WRITTEN PROBLEM: Look through the records below, and copy out every line that holds the string "title".

[Lines of data]
........

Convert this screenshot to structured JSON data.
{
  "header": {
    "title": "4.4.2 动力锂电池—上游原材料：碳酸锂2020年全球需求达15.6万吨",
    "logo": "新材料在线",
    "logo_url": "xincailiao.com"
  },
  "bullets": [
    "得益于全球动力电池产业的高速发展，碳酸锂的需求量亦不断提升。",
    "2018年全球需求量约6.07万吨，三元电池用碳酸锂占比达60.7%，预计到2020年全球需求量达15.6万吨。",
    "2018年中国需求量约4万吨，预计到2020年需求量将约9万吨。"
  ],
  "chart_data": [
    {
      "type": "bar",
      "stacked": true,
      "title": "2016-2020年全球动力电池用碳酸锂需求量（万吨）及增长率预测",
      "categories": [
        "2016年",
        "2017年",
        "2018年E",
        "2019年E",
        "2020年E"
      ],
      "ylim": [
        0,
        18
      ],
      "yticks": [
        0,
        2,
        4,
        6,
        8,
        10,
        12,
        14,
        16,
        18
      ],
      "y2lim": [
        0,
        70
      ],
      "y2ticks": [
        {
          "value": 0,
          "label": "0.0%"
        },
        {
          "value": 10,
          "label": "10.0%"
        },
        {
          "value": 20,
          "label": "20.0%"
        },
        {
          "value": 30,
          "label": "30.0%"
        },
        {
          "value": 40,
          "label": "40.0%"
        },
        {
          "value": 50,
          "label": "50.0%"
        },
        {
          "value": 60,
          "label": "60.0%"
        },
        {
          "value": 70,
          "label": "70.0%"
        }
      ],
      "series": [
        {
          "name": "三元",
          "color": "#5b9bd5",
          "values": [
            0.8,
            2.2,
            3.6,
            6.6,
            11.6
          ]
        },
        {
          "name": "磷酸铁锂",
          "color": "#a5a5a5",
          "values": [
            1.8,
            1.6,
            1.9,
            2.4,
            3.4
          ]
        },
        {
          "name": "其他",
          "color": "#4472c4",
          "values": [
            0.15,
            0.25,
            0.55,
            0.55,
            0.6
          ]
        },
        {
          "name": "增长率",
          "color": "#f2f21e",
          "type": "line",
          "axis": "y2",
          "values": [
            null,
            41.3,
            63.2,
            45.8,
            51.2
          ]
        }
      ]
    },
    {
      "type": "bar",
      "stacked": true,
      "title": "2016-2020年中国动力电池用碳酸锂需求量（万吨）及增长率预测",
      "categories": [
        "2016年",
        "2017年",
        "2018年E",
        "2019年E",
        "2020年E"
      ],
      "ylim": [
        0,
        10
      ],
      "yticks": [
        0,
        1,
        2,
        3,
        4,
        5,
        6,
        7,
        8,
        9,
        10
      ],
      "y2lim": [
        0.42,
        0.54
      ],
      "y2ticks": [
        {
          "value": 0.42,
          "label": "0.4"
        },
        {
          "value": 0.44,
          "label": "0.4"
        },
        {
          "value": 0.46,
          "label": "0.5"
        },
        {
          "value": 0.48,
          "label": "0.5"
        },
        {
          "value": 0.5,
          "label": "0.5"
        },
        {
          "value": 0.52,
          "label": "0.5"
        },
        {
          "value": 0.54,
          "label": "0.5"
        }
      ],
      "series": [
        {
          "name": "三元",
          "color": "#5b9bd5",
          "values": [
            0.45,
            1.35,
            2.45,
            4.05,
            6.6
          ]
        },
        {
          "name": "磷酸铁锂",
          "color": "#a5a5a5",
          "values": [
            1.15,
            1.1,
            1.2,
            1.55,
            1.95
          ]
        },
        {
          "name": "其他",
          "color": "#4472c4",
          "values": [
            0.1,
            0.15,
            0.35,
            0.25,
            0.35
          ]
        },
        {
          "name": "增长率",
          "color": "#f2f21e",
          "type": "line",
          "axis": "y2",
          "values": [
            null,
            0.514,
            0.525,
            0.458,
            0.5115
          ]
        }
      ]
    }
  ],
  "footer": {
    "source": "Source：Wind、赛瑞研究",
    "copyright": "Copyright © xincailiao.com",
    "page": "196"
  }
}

........

RESULT:
    "title": "4.4.2 动力锂电池—上游原材料：碳酸锂2020年全球需求达15.6万吨",
      "title": "2016-2020年全球动力电池用碳酸锂需求量（万吨）及增长率预测",
      "title": "2016-2020年中国动力电池用碳酸锂需求量（万吨）及增长率预测",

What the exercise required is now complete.